▼

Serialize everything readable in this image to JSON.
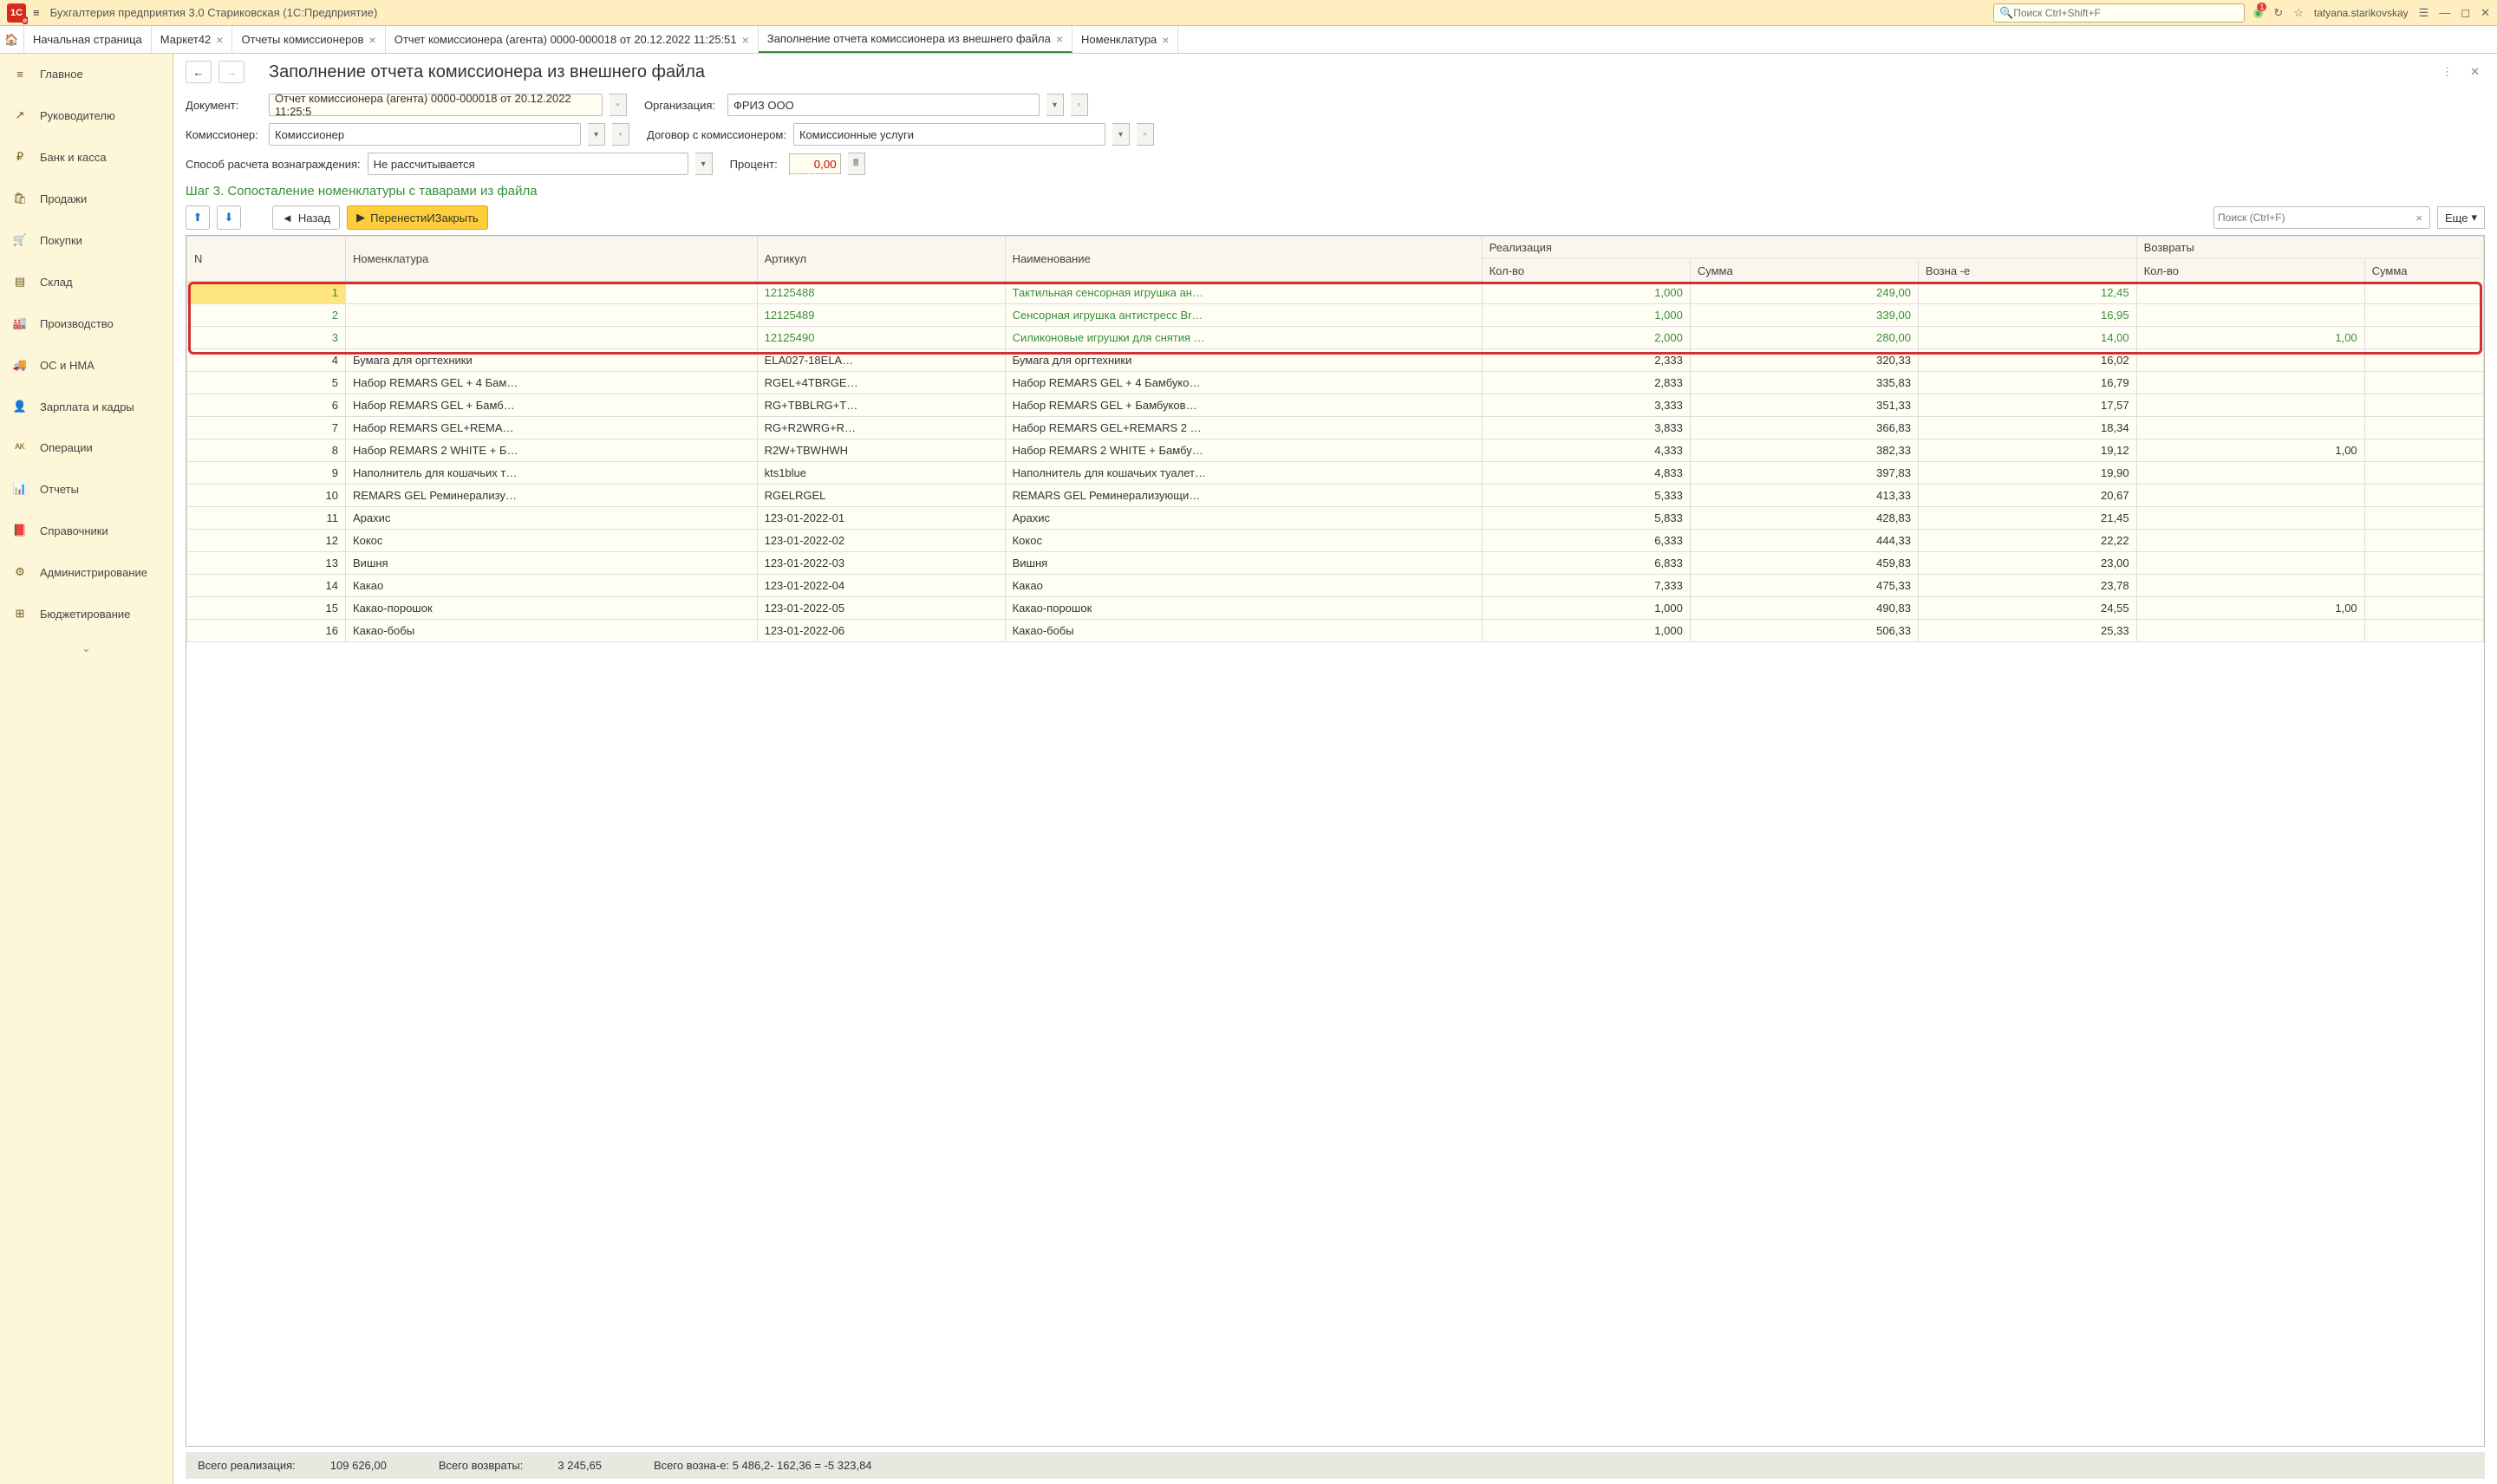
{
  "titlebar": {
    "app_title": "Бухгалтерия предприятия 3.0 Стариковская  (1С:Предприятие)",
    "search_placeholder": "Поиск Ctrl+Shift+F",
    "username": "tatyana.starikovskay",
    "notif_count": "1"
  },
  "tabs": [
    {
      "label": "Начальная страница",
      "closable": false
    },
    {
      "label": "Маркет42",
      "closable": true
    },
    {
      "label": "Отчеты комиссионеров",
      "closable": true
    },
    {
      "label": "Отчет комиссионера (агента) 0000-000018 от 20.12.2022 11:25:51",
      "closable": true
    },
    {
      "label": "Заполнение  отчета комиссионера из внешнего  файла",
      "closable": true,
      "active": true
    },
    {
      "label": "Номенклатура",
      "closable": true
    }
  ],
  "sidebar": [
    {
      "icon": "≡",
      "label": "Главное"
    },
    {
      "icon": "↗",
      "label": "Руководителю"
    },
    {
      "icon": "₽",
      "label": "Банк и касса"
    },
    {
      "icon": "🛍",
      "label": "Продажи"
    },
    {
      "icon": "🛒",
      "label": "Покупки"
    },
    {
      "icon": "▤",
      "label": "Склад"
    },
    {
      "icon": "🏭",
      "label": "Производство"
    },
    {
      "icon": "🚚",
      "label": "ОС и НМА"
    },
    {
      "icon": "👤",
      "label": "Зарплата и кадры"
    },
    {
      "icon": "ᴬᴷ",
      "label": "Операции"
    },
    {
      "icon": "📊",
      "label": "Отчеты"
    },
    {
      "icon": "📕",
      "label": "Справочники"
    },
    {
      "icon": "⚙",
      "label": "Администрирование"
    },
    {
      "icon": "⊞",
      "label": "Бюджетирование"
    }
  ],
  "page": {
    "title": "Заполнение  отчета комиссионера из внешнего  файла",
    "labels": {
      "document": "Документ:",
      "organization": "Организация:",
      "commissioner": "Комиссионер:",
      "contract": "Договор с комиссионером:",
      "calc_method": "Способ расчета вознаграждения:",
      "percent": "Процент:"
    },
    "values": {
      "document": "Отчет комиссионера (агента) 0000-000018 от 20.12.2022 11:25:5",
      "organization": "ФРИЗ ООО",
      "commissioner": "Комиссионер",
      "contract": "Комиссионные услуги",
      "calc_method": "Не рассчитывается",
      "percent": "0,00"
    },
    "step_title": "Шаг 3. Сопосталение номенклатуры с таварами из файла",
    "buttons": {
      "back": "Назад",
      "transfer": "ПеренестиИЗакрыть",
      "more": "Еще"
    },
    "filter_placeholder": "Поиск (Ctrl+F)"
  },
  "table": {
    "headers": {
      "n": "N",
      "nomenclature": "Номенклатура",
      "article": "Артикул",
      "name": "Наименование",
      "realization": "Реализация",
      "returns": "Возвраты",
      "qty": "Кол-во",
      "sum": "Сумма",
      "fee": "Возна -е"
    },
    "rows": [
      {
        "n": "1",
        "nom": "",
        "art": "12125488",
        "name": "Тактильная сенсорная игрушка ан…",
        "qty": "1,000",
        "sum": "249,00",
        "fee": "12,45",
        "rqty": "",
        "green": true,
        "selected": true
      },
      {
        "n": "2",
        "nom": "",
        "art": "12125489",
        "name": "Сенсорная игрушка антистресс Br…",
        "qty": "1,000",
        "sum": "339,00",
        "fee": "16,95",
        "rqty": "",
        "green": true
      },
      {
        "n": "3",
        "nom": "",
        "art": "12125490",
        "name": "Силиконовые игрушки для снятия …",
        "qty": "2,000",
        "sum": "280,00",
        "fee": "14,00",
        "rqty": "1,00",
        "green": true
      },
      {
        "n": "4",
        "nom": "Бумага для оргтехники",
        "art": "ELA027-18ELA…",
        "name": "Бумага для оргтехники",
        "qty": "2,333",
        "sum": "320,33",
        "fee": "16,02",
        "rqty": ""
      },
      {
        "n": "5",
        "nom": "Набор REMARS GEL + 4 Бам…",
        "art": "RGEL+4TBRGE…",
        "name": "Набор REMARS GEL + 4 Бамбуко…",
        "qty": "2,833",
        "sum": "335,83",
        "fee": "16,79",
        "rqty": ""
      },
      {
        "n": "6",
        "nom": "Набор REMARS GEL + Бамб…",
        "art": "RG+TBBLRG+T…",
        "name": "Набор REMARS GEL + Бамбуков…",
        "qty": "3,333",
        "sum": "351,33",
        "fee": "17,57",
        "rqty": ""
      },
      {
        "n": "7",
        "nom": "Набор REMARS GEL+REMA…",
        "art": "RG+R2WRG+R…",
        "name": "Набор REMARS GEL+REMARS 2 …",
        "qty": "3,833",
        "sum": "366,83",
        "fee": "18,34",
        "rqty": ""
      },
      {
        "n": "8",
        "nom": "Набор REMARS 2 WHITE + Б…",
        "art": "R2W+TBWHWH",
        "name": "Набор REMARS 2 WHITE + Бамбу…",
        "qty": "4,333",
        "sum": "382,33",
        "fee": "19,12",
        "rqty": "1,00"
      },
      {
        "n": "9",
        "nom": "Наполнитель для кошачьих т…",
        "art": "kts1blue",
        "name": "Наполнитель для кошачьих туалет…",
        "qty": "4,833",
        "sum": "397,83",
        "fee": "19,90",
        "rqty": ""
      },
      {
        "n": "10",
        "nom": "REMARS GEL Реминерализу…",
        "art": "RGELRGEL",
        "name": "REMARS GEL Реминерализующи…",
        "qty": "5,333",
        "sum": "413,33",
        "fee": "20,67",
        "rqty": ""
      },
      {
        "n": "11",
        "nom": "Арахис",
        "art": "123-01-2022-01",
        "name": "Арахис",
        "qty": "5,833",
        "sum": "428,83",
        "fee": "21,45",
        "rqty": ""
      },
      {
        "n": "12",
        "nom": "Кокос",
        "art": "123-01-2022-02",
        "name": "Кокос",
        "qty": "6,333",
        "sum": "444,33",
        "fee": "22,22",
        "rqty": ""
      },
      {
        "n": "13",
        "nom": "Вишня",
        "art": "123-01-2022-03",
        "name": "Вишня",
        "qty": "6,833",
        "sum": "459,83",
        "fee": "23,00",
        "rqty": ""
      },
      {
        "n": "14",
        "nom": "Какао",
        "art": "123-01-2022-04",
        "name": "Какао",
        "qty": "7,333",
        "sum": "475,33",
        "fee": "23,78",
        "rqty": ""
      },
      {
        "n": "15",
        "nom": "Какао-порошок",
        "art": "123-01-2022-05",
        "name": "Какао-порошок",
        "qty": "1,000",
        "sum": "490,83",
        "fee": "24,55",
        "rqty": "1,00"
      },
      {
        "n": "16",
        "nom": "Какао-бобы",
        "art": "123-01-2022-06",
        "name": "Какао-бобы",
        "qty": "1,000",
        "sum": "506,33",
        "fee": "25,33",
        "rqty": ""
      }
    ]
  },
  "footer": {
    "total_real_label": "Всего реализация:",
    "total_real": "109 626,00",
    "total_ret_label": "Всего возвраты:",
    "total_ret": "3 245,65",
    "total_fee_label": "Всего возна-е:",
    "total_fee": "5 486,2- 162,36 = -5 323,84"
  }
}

▲

#### [What is needed]
Give the number of lines in the listing above that hold the string "Ctrl", with nothing else.

#### [Answer for this exercise]
2